__Aim of the task__:
Leave every picture out and write out the records below exactly.

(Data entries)

•••••

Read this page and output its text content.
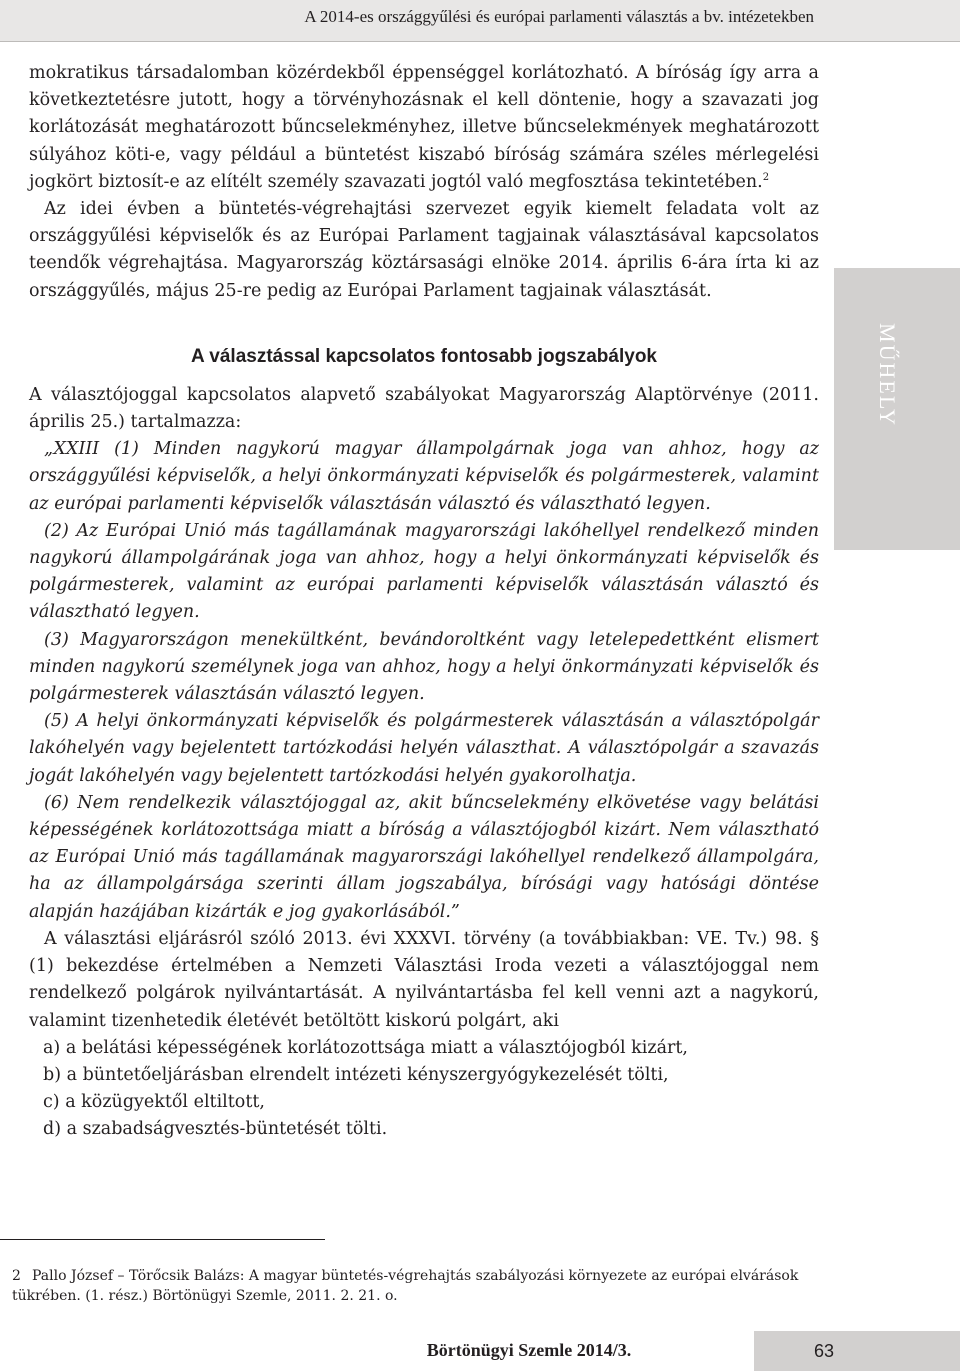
A 2014-es országgyűlési és európai parlamenti választás a bv. intézetekben

mokratikus társadalomban közérdekből éppenséggel korlátozható. A bíróság így arra a következtetésre jutott, hogy a törvényhozásnak el kell döntenie, hogy a szavazati jog korlátozását meghatározott bűncselekményhez, illetve bűncselekmények meghatározott súlyához köti-e, vagy például a büntetést kiszabó bíróság számára széles mérlegelési jogkört biztosít-e az elítélt személy szavazati jogtól való megfosztása tekintetében.$^2$

Az idei évben a büntetés-végrehajtási szervezet egyik kiemelt feladata volt az országgyűlési képviselők és az Európai Parlament tagjainak választásával kapcsolatos teendők végrehajtása. Magyarország köztársasági elnöke 2014. április 6-ára írta ki az országgyűlés, május 25-re pedig az Európai Parlament tagjainak választását.

A választással kapcsolatos fontosabb jogszabályok

A választójoggal kapcsolatos alapvető szabályokat Magyarország Alaptörvénye (2011. április 25.) tartalmazza:

„XXIII (1) Minden nagykorú magyar állampolgárnak joga van ahhoz, hogy az országgyűlési képviselők, a helyi önkormányzati képviselők és polgármesterek, valamint az európai parlamenti képviselők választásán választó és választható legyen.

(2) Az Európai Unió más tagállamának magyarországi lakóhellyel rendelkező minden nagykorú állampolgárának joga van ahhoz, hogy a helyi önkormányzati képviselők és polgármesterek, valamint az európai parlamenti képviselők választásán választó és választható legyen.

(3) Magyarországon menekültként, bevándoroltként vagy letelepedettként elismert minden nagykorú személynek joga van ahhoz, hogy a helyi önkormányzati képviselők és polgármesterek választásán választó legyen.

(5) A helyi önkormányzati képviselők és polgármesterek választásán a választópolgár lakóhelyén vagy bejelentett tartózkodási helyén választhat. A választópolgár a szavazás jogát lakóhelyén vagy bejelentett tartózkodási helyén gyakorolhatja.

(6) Nem rendelkezik választójoggal az, akit bűncselekmény elkövetése vagy belátási képességének korlátozottsága miatt a bíróság a választójogból kizárt. Nem választható az Európai Unió más tagállamának magyarországi lakóhellyel rendelkező állampolgára, ha az állampolgársága szerinti állam jogszabálya, bírósági vagy hatósági döntése alapján hazájában kizárták e jog gyakorlásából.”

A választási eljárásról szóló 2013. évi XXXVI. törvény (a továbbiakban: VE. Tv.) 98. § (1) bekezdése értelmében a Nemzeti Választási Iroda vezeti a választójoggal nem rendelkező polgárok nyilvántartását. A nyilvántartásba fel kell venni azt a nagykorú, valamint tizenhetedik életévét betöltött kiskorú polgárt, aki

a) a belátási képességének korlátozottsága miatt a választójogból kizárt,

b) a büntetőeljárásban elrendelt intézeti kényszergyógykezelését tölti,

c) a közügyektől eltiltott,

d) a szabadságvesztés-büntetését tölti.

2 Pallo József – Törőcsik Balázs: A magyar büntetés-végrehajtás szabályozási környezete az európai elvárások tükrében. (1. rész.) Börtönügyi Szemle, 2011. 2. 21. o.
MŰHELY
Börtönügyi Szemle 2014/3.	63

•••••

__Answer to this task__:
Read this page and output its text content.
A 2014-es országgyűlési és európai parlamenti választás a bv. intézetekben

mokratikus társadalomban közérdekből éppenséggel korlátozható. A bíróság így arra a következtetésre jutott, hogy a törvényhozásnak el kell döntenie, hogy a szavazati jog korlátozását meghatározott bűncselekményhez, illetve bűncselekmények meghatározott súlyához köti-e, vagy például a büntetést kiszabó bíróság számára széles mérlegelési jogkört biztosít-e az elítélt személy szavazati jogtól való megfosztása tekintetében.$^2$

Az idei évben a büntetés-végrehajtási szervezet egyik kiemelt feladata volt az országgyűlési képviselők és az Európai Parlament tagjainak választásával kapcsolatos teendők végrehajtása. Magyarország köztársasági elnöke 2014. április 6-ára írta ki az országgyűlés, május 25-re pedig az Európai Parlament tagjainak választását.

A választással kapcsolatos fontosabb jogszabályok

A választójoggal kapcsolatos alapvető szabályokat Magyarország Alaptörvénye (2011. április 25.) tartalmazza:

„XXIII (1) Minden nagykorú magyar állampolgárnak joga van ahhoz, hogy az országgyűlési képviselők, a helyi önkormányzati képviselők és polgármesterek, valamint az európai parlamenti képviselők választásán választó és választható legyen.

(2) Az Európai Unió más tagállamának magyarországi lakóhellyel rendelkező minden nagykorú állampolgárának joga van ahhoz, hogy a helyi önkormányzati képviselők és polgármesterek, valamint az európai parlamenti képviselők választásán választó és választható legyen.

(3) Magyarországon menekültként, bevándoroltként vagy letelepedettként elismert minden nagykorú személynek joga van ahhoz, hogy a helyi önkormányzati képviselők és polgármesterek választásán választó legyen.

(5) A helyi önkormányzati képviselők és polgármesterek választásán a választópolgár lakóhelyén vagy bejelentett tartózkodási helyén választhat. A választópolgár a szavazás jogát lakóhelyén vagy bejelentett tartózkodási helyén gyakorolhatja.

(6) Nem rendelkezik választójoggal az, akit bűncselekmény elkövetése vagy belátási képességének korlátozottsága miatt a bíróság a választójogból kizárt. Nem választható az Európai Unió más tagállamának magyarországi lakóhellyel rendelkező állampolgára, ha az állampolgársága szerinti állam jogszabálya, bírósági vagy hatósági döntése alapján hazájában kizárták e jog gyakorlásából.”

A választási eljárásról szóló 2013. évi XXXVI. törvény (a továbbiakban: VE. Tv.) 98. § (1) bekezdése értelmében a Nemzeti Választási Iroda vezeti a választójoggal nem rendelkező polgárok nyilvántartását. A nyilvántartásba fel kell venni azt a nagykorú, valamint tizenhetedik életévét betöltött kiskorú polgárt, aki

a) a belátási képességének korlátozottsága miatt a választójogból kizárt,

b) a büntetőeljárásban elrendelt intézeti kényszergyógykezelését tölti,

c) a közügyektől eltiltott,

d) a szabadságvesztés-büntetését tölti.

2 Pallo József – Törőcsik Balázs: A magyar büntetés-végrehajtás szabályozási környezete az európai elvárások tükrében. (1. rész.) Börtönügyi Szemle, 2011. 2. 21. o.
MŰHELY
Börtönügyi Szemle 2014/3.	63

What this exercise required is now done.